### [STATED EXERCISE]
In the listing below, locate the lines that hold "лампочка" and copy them.

### [INPUT]
-.-.-

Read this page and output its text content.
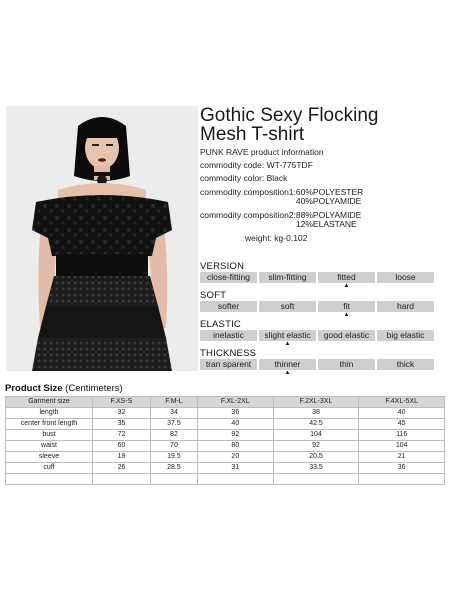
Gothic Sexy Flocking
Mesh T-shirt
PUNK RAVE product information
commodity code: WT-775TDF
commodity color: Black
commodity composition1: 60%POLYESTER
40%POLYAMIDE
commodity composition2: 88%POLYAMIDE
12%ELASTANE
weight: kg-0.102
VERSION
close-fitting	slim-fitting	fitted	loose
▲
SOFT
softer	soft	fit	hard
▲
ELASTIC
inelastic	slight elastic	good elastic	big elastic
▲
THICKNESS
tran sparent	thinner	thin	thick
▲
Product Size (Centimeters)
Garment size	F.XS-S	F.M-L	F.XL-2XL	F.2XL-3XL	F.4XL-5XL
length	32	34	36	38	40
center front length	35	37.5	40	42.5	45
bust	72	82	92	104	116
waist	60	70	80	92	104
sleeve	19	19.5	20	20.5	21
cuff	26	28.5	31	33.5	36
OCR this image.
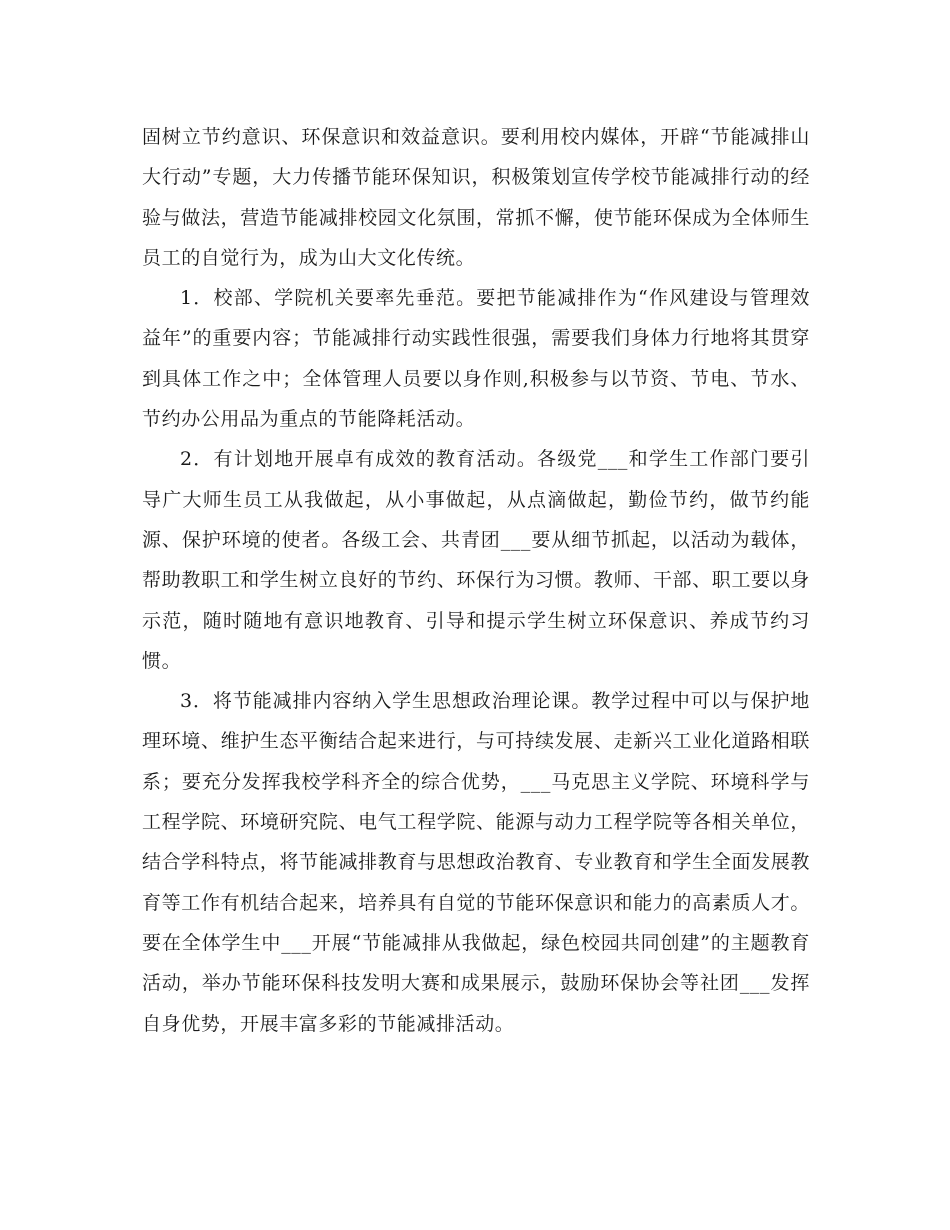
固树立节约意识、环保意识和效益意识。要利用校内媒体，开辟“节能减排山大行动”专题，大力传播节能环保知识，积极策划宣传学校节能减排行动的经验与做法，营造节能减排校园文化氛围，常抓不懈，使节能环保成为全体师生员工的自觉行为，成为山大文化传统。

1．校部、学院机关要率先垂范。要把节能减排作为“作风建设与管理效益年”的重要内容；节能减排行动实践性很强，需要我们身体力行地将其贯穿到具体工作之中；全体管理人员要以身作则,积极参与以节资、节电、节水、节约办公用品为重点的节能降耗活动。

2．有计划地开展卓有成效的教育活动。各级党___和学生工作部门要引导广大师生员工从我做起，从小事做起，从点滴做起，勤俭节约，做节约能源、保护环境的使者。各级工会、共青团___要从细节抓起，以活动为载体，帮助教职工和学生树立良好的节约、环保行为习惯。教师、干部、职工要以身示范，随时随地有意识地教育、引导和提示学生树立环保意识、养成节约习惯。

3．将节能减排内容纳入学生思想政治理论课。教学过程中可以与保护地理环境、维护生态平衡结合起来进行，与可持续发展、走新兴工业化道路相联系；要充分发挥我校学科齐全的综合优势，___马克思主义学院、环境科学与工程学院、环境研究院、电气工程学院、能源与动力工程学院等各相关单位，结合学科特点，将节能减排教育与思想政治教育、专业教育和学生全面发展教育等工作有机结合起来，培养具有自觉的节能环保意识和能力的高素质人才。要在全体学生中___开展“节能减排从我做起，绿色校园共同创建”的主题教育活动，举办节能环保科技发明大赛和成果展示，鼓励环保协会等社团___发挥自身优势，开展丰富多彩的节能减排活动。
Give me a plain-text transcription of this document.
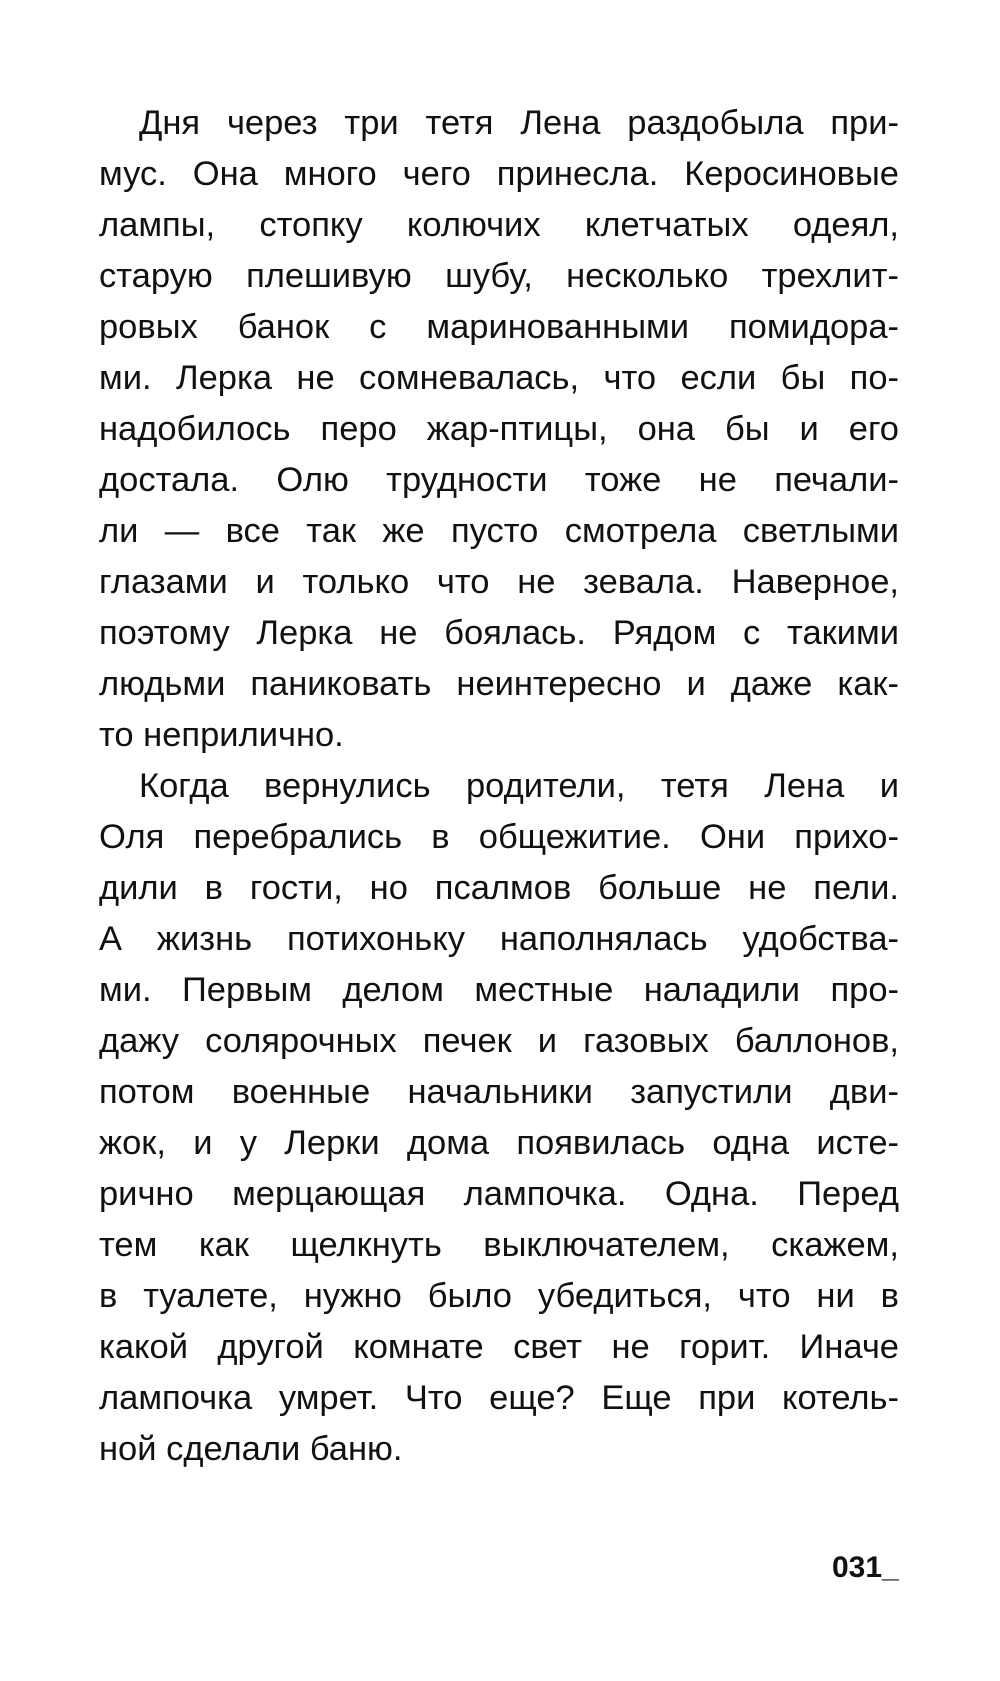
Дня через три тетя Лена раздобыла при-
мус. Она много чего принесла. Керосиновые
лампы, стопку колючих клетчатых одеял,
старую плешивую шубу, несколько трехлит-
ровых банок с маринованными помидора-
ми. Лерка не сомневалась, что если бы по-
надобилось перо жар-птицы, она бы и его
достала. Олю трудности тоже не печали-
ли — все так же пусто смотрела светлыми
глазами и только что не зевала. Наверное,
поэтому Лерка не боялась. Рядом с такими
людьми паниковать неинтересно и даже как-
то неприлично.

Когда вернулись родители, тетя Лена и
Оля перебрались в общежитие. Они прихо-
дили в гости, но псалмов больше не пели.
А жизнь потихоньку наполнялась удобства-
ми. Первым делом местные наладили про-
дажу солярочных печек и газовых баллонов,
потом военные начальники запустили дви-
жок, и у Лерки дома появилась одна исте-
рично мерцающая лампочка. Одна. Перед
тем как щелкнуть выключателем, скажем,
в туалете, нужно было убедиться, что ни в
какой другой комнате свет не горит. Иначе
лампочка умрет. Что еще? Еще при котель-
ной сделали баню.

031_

-.-.-

### [OUTPUT BELOW]
рично мерцающая лампочка. Одна. Перед
лампочка умрет. Что еще? Еще при котель-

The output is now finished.